* [Exercise description]: Take the entries below and print all of them exactly, please.

* [Stored data]:
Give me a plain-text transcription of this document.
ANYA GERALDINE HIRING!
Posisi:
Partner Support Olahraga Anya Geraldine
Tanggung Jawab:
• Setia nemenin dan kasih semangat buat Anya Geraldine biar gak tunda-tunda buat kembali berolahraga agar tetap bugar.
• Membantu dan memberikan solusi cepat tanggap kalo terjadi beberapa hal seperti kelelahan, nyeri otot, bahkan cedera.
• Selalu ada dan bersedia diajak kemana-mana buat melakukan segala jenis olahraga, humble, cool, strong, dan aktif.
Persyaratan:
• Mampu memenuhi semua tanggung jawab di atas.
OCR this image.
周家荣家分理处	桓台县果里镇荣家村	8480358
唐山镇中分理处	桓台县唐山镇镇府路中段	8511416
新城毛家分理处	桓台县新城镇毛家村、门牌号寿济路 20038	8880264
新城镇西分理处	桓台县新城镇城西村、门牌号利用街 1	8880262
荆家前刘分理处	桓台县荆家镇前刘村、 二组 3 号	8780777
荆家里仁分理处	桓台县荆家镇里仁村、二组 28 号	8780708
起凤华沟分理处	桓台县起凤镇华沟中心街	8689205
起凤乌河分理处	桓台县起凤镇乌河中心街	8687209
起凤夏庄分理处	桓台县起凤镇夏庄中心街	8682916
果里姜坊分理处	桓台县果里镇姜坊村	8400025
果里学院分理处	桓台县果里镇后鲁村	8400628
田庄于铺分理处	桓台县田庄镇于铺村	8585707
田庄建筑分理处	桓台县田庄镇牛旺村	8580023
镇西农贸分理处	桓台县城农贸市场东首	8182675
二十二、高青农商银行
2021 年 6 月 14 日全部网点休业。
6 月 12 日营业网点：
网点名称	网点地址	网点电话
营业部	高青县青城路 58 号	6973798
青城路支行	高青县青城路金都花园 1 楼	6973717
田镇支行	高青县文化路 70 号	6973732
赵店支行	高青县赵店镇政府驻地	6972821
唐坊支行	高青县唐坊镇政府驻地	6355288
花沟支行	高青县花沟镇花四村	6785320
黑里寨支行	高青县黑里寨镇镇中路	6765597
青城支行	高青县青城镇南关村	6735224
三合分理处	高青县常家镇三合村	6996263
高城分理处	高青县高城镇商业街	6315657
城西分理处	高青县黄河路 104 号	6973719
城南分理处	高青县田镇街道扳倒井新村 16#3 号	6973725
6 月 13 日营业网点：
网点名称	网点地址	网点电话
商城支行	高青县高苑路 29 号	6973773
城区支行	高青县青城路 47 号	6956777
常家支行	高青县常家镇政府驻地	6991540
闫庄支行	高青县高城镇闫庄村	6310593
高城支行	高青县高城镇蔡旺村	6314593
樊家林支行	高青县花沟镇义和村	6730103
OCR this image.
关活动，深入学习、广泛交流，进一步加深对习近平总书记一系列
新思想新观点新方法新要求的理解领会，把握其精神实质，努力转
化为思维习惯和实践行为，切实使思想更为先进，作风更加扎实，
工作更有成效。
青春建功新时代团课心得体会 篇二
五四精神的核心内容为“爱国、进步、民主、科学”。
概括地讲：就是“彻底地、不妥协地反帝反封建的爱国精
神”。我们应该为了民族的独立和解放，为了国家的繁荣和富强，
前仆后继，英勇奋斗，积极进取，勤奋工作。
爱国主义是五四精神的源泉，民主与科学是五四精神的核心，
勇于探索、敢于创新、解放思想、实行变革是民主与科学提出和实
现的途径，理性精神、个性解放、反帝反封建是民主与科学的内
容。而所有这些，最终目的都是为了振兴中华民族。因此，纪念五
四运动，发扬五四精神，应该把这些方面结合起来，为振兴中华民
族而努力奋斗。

* [Solution to the exercise]:
Give me a plain-text transcription of this document.
ANYA GERALDINE HIRING!
Posisi:
Partner Support Olahraga Anya Geraldine
Tanggung Jawab:
• Setia nemenin dan kasih semangat buat Anya Geraldine biar gak tunda-tunda buat kembali berolahraga agar tetap bugar.
• Membantu dan memberikan solusi cepat tanggap kalo terjadi beberapa hal seperti kelelahan, nyeri otot, bahkan cedera.
• Selalu ada dan bersedia diajak kemana-mana buat melakukan segala jenis olahraga, humble, cool, strong, dan aktif.
Persyaratan:
• Mampu memenuhi semua tanggung jawab di atas.
OCR this image.
周家荣家分理处	桓台县果里镇荣家村	8480358
唐山镇中分理处	桓台县唐山镇镇府路中段	8511416
新城毛家分理处	桓台县新城镇毛家村、门牌号寿济路 20038	8880264
新城镇西分理处	桓台县新城镇城西村、门牌号利用街 1	8880262
荆家前刘分理处	桓台县荆家镇前刘村、 二组 3 号	8780777
荆家里仁分理处	桓台县荆家镇里仁村、二组 28 号	8780708
起凤华沟分理处	桓台县起凤镇华沟中心街	8689205
起凤乌河分理处	桓台县起凤镇乌河中心街	8687209
起凤夏庄分理处	桓台县起凤镇夏庄中心街	8682916
果里姜坊分理处	桓台县果里镇姜坊村	8400025
果里学院分理处	桓台县果里镇后鲁村	8400628
田庄于铺分理处	桓台县田庄镇于铺村	8585707
田庄建筑分理处	桓台县田庄镇牛旺村	8580023
镇西农贸分理处	桓台县城农贸市场东首	8182675
二十二、高青农商银行
2021 年 6 月 14 日全部网点休业。
6 月 12 日营业网点：
网点名称	网点地址	网点电话
营业部	高青县青城路 58 号	6973798
青城路支行	高青县青城路金都花园 1 楼	6973717
田镇支行	高青县文化路 70 号	6973732
赵店支行	高青县赵店镇政府驻地	6972821
唐坊支行	高青县唐坊镇政府驻地	6355288
花沟支行	高青县花沟镇花四村	6785320
黑里寨支行	高青县黑里寨镇镇中路	6765597
青城支行	高青县青城镇南关村	6735224
三合分理处	高青县常家镇三合村	6996263
高城分理处	高青县高城镇商业街	6315657
城西分理处	高青县黄河路 104 号	6973719
城南分理处	高青县田镇街道扳倒井新村 16#3 号	6973725
6 月 13 日营业网点：
网点名称	网点地址	网点电话
商城支行	高青县高苑路 29 号	6973773
城区支行	高青县青城路 47 号	6956777
常家支行	高青县常家镇政府驻地	6991540
闫庄支行	高青县高城镇闫庄村	6310593
高城支行	高青县高城镇蔡旺村	6314593
樊家林支行	高青县花沟镇义和村	6730103
OCR this image.
关活动，深入学习、广泛交流，进一步加深对习近平总书记一系列
新思想新观点新方法新要求的理解领会，把握其精神实质，努力转
化为思维习惯和实践行为，切实使思想更为先进，作风更加扎实，
工作更有成效。
青春建功新时代团课心得体会 篇二
五四精神的核心内容为“爱国、进步、民主、科学”。
概括地讲：就是“彻底地、不妥协地反帝反封建的爱国精
神”。我们应该为了民族的独立和解放，为了国家的繁荣和富强，
前仆后继，英勇奋斗，积极进取，勤奋工作。
爱国主义是五四精神的源泉，民主与科学是五四精神的核心，
勇于探索、敢于创新、解放思想、实行变革是民主与科学提出和实
现的途径，理性精神、个性解放、反帝反封建是民主与科学的内
容。而所有这些，最终目的都是为了振兴中华民族。因此，纪念五
四运动，发扬五四精神，应该把这些方面结合起来，为振兴中华民
族而努力奋斗。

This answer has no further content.